▶ _Records supplied_

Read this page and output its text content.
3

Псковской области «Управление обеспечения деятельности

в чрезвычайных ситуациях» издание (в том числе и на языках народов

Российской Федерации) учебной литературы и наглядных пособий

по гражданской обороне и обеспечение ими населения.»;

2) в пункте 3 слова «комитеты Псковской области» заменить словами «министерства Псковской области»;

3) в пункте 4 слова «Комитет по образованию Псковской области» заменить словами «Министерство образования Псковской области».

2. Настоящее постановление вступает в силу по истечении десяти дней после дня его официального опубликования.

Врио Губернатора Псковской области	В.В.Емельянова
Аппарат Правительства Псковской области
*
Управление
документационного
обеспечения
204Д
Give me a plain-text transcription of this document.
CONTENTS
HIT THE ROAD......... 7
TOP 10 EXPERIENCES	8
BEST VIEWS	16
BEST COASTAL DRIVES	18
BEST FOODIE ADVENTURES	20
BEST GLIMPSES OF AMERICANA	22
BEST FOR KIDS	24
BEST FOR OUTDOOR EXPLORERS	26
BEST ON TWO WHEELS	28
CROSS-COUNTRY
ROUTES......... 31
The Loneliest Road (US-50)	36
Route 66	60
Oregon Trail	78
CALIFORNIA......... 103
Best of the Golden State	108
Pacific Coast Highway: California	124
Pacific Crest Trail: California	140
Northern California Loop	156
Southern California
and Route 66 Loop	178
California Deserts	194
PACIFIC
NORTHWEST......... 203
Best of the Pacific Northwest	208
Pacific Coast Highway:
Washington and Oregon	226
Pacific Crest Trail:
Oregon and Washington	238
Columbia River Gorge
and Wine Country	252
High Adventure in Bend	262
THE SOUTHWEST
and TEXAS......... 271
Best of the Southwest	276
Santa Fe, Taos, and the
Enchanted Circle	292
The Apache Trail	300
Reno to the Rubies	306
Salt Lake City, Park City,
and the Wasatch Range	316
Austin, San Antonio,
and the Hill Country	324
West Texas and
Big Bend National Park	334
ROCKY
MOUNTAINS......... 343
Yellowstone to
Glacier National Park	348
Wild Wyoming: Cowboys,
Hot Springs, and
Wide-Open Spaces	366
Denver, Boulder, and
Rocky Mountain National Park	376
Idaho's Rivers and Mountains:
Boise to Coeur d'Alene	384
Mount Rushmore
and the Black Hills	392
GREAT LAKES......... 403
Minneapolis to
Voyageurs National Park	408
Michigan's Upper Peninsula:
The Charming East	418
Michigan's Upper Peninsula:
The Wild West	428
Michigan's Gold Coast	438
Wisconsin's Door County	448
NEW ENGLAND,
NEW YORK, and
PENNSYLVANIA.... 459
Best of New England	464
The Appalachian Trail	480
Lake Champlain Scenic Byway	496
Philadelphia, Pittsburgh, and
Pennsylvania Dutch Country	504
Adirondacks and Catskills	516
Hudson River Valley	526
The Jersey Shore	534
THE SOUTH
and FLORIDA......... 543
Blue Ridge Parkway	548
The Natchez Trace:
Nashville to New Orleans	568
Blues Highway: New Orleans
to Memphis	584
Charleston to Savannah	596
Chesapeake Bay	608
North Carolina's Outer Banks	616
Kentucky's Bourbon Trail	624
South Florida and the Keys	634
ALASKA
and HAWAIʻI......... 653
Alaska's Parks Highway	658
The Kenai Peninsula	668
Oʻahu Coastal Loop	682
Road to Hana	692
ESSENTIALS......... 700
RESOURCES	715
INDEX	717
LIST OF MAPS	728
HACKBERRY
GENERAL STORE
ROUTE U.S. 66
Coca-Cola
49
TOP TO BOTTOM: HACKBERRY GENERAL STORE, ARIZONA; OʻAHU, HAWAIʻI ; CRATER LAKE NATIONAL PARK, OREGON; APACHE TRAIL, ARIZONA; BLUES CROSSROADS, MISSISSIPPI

▶ _Given task_
Lines from the records above that hold "Crest" are the ones to list.

▶ _Task result_
Pacific Crest Trail: California	140
Pacific Crest Trail:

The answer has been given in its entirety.